• **What to produce**: Count the lines below that contain "icon". Give only the number.

• **Material provided**:
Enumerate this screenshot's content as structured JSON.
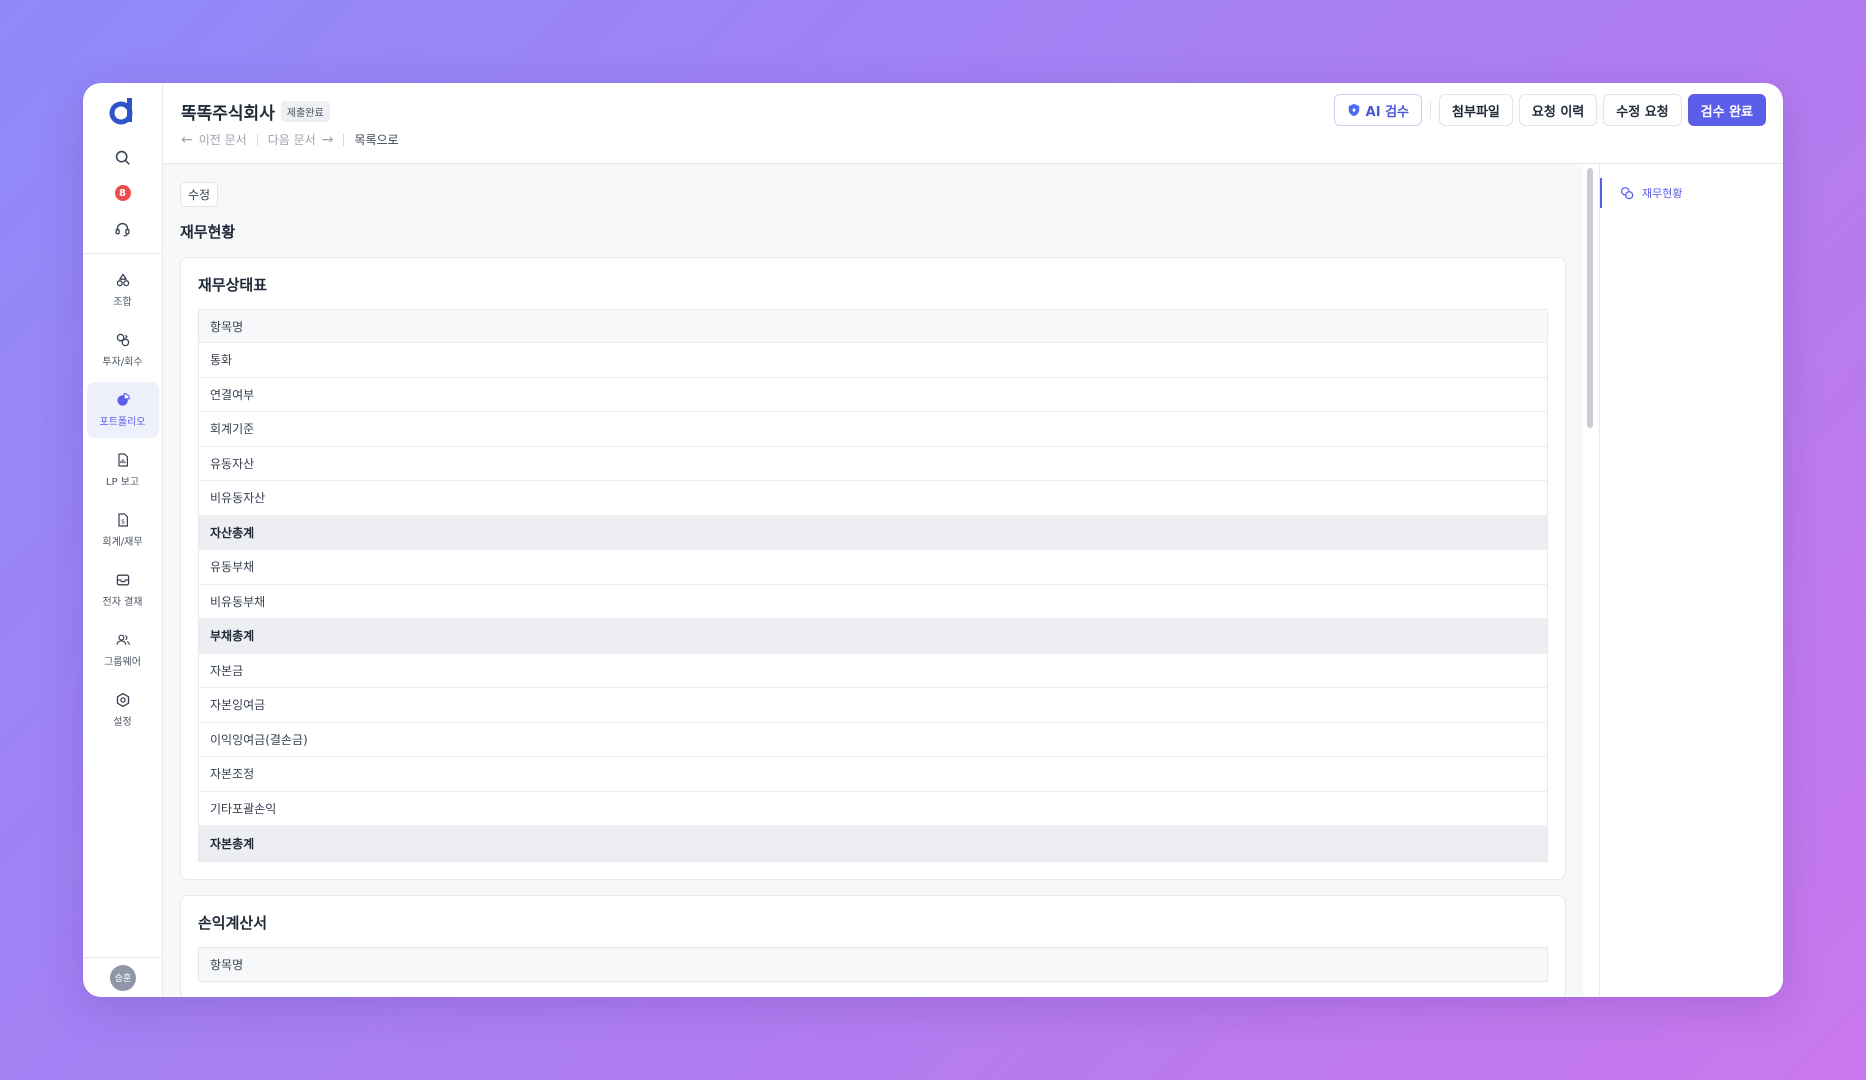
{
  "sidebar": {
    "notification_count": "8",
    "nav": [
      {
        "label": "조합",
        "icon": "recycle-icon"
      },
      {
        "label": "투자/회수",
        "icon": "investment-icon"
      },
      {
        "label": "포트폴리오",
        "icon": "pie-chart-icon",
        "active": true
      },
      {
        "label": "LP 보고",
        "icon": "report-icon"
      },
      {
        "label": "회계/재무",
        "icon": "accounting-icon"
      },
      {
        "label": "전자 결재",
        "icon": "inbox-icon"
      },
      {
        "label": "그룹웨어",
        "icon": "users-icon"
      },
      {
        "label": "설정",
        "icon": "gear-icon"
      }
    ],
    "user_initials": "승훈"
  },
  "header": {
    "company": "똑똑주식회사",
    "status": "제출완료",
    "prev_doc": "이전 문서",
    "next_doc": "다음 문서",
    "back_to_list": "목록으로",
    "actions": {
      "ai_review": "AI 검수",
      "attachments": "첨부파일",
      "request_history": "요청 이력",
      "revision_request": "수정 요청",
      "review_complete": "검수 완료"
    }
  },
  "content": {
    "edit_label": "수정",
    "section_title": "재무현황",
    "balance_sheet": {
      "title": "재무상태표",
      "header": "항목명",
      "rows": [
        {
          "label": "통화",
          "total": false
        },
        {
          "label": "연결여부",
          "total": false
        },
        {
          "label": "회계기준",
          "total": false
        },
        {
          "label": "유동자산",
          "total": false
        },
        {
          "label": "비유동자산",
          "total": false
        },
        {
          "label": "자산총계",
          "total": true
        },
        {
          "label": "유동부채",
          "total": false
        },
        {
          "label": "비유동부채",
          "total": false
        },
        {
          "label": "부채총계",
          "total": true
        },
        {
          "label": "자본금",
          "total": false
        },
        {
          "label": "자본잉여금",
          "total": false
        },
        {
          "label": "이익잉여금(결손금)",
          "total": false
        },
        {
          "label": "자본조정",
          "total": false
        },
        {
          "label": "기타포괄손익",
          "total": false
        },
        {
          "label": "자본총계",
          "total": true
        }
      ]
    },
    "income_statement": {
      "title": "손익계산서",
      "header": "항목명"
    }
  },
  "toc": {
    "items": [
      {
        "label": "재무현황"
      }
    ]
  },
  "colors": {
    "accent": "#5b5ee8",
    "badge": "#ef4b4b"
  }
}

• **Reply**: 8